» **What the task asks**: Every entry below should be transcribed exactly; pictures stay out of the copy.

--- begin ---

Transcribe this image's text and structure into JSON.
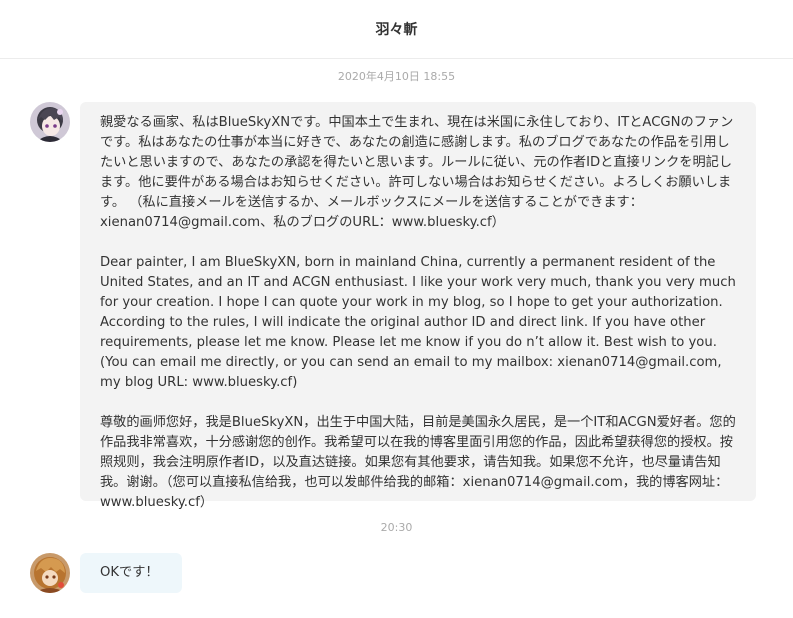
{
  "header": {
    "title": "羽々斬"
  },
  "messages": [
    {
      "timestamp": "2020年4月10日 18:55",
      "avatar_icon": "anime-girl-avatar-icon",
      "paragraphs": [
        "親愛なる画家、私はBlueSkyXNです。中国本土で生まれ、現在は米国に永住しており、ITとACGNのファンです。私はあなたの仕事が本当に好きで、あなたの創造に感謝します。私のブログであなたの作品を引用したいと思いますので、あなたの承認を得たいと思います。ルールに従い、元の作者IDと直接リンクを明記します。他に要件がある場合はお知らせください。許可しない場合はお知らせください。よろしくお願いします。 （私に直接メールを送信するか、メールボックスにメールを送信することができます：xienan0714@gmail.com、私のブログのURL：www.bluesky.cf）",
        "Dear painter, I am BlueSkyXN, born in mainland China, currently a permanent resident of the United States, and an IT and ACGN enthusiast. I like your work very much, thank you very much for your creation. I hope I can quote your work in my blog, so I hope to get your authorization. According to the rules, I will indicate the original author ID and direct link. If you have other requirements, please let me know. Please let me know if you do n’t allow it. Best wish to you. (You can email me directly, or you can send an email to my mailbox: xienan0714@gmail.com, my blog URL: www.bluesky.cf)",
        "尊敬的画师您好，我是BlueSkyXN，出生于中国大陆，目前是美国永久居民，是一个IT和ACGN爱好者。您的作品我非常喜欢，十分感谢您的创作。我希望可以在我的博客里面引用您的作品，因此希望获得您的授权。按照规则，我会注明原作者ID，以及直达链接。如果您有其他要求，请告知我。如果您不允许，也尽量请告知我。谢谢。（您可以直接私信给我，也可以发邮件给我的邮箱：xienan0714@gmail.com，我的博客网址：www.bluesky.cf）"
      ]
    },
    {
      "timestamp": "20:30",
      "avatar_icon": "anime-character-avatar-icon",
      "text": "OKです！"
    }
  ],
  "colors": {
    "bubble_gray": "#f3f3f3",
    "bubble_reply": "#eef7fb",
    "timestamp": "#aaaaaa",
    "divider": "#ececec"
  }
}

--- end ---

» **Result**:
Transcribe this image's text and structure into JSON.
{
  "header": {
    "title": "羽々斬"
  },
  "messages": [
    {
      "timestamp": "2020年4月10日 18:55",
      "avatar_icon": "anime-girl-avatar-icon",
      "paragraphs": [
        "親愛なる画家、私はBlueSkyXNです。中国本土で生まれ、現在は米国に永住しており、ITとACGNのファンです。私はあなたの仕事が本当に好きで、あなたの創造に感謝します。私のブログであなたの作品を引用したいと思いますので、あなたの承認を得たいと思います。ルールに従い、元の作者IDと直接リンクを明記します。他に要件がある場合はお知らせください。許可しない場合はお知らせください。よろしくお願いします。 （私に直接メールを送信するか、メールボックスにメールを送信することができます：xienan0714@gmail.com、私のブログのURL：www.bluesky.cf）",
        "Dear painter, I am BlueSkyXN, born in mainland China, currently a permanent resident of the United States, and an IT and ACGN enthusiast. I like your work very much, thank you very much for your creation. I hope I can quote your work in my blog, so I hope to get your authorization. According to the rules, I will indicate the original author ID and direct link. If you have other requirements, please let me know. Please let me know if you do n’t allow it. Best wish to you. (You can email me directly, or you can send an email to my mailbox: xienan0714@gmail.com, my blog URL: www.bluesky.cf)",
        "尊敬的画师您好，我是BlueSkyXN，出生于中国大陆，目前是美国永久居民，是一个IT和ACGN爱好者。您的作品我非常喜欢，十分感谢您的创作。我希望可以在我的博客里面引用您的作品，因此希望获得您的授权。按照规则，我会注明原作者ID，以及直达链接。如果您有其他要求，请告知我。如果您不允许，也尽量请告知我。谢谢。（您可以直接私信给我，也可以发邮件给我的邮箱：xienan0714@gmail.com，我的博客网址：www.bluesky.cf）"
      ]
    },
    {
      "timestamp": "20:30",
      "avatar_icon": "anime-character-avatar-icon",
      "text": "OKです！"
    }
  ],
  "colors": {
    "bubble_gray": "#f3f3f3",
    "bubble_reply": "#eef7fb",
    "timestamp": "#aaaaaa",
    "divider": "#ececec"
  }
}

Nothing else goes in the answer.